To do — Count the lines below that contain the word "Aftercare", and give only that number.

[BEGIN Excerpted records]

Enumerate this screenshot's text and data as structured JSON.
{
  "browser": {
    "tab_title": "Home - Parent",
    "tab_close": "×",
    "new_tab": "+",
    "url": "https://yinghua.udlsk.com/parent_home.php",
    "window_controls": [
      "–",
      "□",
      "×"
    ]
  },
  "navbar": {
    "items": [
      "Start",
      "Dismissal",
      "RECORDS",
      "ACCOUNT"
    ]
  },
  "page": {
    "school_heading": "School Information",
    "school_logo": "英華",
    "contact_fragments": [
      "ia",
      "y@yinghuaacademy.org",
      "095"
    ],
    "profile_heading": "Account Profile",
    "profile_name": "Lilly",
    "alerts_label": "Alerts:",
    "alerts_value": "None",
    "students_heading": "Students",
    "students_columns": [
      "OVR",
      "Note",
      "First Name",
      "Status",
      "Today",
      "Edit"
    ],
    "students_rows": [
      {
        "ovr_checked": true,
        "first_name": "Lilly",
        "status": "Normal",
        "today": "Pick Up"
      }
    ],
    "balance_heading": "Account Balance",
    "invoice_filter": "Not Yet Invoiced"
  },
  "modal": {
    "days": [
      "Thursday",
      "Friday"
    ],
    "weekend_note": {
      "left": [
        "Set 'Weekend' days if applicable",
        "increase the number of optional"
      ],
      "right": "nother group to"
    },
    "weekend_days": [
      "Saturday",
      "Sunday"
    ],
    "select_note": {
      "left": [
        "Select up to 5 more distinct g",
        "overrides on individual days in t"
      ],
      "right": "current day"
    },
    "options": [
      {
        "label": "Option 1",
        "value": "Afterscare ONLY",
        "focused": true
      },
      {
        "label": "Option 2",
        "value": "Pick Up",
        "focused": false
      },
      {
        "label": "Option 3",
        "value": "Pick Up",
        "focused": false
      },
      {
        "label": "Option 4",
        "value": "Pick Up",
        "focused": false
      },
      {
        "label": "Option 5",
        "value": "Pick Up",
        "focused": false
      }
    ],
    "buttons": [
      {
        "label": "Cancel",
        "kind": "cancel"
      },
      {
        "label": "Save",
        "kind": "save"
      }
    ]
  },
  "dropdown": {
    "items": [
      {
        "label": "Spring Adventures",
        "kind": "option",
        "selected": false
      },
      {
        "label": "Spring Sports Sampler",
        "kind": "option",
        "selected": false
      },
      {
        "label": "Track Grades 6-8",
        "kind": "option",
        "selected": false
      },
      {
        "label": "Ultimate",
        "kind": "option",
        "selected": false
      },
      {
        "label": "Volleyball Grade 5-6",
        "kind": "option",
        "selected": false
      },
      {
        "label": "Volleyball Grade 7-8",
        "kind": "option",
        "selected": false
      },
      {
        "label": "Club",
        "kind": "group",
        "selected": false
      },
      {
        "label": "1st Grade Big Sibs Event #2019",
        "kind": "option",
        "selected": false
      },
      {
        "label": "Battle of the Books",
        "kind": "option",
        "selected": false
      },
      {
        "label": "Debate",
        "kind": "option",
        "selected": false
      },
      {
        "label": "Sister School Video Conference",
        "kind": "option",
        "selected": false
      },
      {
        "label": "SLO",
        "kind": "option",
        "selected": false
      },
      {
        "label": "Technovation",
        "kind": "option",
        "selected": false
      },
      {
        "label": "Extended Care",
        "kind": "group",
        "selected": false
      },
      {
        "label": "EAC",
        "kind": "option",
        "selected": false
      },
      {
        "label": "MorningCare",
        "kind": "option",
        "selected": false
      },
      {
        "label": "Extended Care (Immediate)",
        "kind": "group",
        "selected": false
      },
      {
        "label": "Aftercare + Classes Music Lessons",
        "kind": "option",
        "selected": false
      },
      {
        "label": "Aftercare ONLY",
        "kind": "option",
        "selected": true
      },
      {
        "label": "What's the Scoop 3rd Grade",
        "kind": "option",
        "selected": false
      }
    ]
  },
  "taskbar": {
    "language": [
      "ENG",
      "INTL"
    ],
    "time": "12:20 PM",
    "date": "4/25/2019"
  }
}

[END Excerpted records]

Exercise answer — 2